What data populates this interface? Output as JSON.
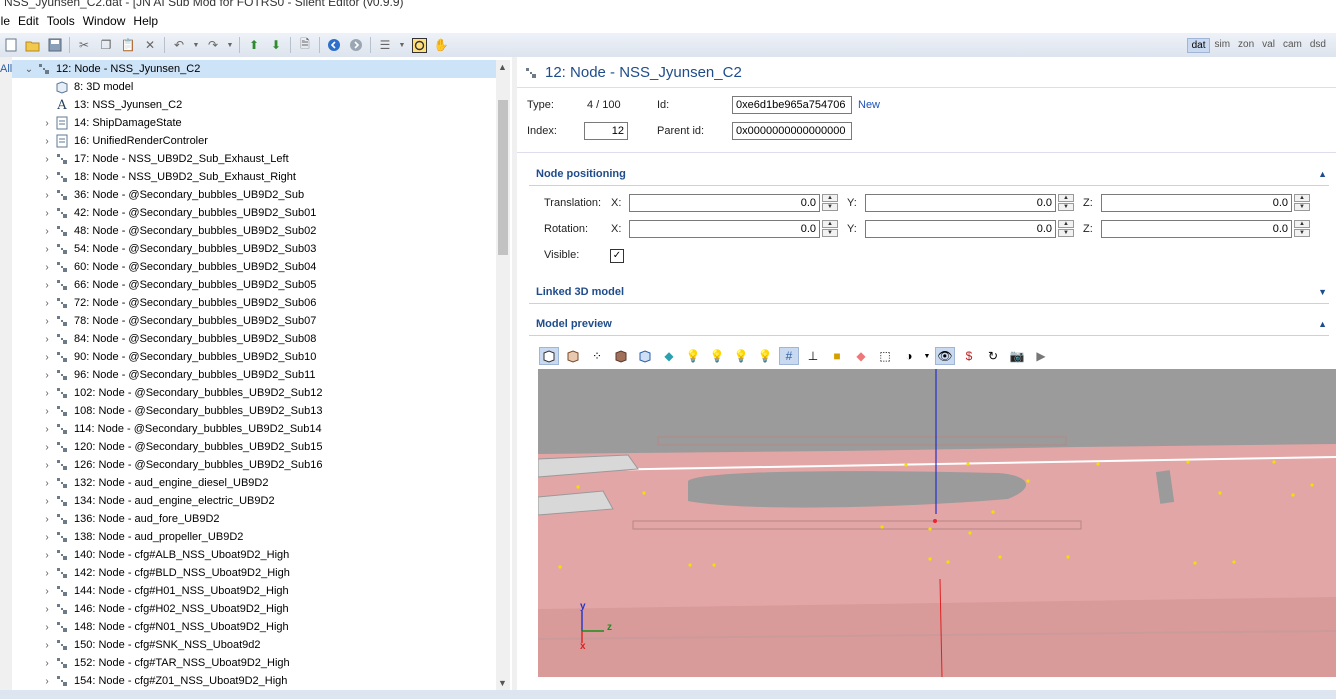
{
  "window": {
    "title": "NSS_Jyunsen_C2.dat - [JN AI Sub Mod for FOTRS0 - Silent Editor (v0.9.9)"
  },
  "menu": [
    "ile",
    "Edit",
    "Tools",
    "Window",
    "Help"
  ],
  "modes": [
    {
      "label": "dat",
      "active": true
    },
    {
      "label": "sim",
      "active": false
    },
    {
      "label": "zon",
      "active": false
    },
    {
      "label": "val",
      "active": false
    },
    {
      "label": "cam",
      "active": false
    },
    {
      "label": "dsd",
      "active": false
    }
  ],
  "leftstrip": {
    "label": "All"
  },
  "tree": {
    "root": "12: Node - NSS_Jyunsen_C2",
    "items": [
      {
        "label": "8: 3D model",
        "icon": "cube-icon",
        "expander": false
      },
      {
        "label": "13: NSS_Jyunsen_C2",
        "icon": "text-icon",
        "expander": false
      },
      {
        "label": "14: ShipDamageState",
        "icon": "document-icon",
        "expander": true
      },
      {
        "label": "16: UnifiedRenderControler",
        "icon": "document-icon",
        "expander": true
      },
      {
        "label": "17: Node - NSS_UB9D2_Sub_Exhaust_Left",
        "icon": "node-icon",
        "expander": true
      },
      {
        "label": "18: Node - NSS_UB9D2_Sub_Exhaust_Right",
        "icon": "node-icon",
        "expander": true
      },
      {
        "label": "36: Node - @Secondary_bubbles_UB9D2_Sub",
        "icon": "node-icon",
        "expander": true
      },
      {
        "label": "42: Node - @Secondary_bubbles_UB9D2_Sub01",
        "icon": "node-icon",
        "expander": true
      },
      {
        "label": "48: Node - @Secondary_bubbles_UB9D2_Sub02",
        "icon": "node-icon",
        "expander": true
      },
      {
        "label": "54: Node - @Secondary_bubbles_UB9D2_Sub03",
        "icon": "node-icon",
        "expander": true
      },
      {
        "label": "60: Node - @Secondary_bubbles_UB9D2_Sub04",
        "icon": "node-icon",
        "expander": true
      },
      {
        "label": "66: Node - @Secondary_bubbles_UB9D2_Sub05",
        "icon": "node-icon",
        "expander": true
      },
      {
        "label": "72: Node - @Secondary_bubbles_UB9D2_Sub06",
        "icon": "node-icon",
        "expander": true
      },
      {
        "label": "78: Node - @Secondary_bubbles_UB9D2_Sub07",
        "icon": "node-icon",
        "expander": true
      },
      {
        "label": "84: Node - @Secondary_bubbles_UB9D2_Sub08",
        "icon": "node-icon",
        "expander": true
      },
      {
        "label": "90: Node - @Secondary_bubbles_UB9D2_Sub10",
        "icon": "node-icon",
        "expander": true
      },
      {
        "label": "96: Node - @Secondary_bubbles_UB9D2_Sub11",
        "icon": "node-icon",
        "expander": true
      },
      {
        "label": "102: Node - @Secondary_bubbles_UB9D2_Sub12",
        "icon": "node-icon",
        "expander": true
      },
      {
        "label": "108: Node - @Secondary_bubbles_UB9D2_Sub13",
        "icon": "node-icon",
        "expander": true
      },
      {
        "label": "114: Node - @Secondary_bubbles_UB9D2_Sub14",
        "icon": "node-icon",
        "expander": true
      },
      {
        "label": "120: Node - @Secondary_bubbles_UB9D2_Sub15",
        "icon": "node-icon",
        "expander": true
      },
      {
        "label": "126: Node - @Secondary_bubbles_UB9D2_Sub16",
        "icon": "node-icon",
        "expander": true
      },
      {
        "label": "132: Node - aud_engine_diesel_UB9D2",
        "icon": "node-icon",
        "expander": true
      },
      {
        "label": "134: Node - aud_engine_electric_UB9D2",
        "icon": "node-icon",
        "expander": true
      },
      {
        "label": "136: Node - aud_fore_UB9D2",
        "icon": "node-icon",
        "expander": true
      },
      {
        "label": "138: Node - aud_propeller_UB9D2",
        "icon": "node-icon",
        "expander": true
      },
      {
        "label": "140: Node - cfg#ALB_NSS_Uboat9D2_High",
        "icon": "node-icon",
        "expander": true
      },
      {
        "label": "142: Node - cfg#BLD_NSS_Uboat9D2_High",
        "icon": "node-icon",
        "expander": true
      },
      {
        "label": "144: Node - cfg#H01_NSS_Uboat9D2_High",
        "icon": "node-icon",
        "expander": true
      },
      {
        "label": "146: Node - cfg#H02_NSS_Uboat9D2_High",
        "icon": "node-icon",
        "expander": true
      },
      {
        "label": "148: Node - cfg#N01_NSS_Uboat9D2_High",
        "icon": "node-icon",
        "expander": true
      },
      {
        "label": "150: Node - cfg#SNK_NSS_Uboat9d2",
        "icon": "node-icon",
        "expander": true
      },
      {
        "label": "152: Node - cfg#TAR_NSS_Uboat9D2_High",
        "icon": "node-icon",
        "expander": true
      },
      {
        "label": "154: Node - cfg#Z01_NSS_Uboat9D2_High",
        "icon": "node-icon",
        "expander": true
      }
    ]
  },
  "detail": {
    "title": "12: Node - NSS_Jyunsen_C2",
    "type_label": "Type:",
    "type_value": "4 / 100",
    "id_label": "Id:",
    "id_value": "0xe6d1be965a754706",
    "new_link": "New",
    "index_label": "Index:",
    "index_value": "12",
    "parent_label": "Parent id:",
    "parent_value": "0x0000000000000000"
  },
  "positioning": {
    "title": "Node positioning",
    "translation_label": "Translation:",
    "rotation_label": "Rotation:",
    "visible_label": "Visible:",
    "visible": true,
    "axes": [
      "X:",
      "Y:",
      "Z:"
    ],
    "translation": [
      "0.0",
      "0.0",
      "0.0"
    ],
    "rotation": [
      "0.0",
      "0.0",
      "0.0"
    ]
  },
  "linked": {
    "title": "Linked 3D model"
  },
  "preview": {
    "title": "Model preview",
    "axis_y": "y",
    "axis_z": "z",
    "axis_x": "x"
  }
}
★ ★ ★ ★
▸ Given request:
Collect every line above that contains the word "positioning".

▸ Full output:
  "positioning": {
    "title": "Node positioning",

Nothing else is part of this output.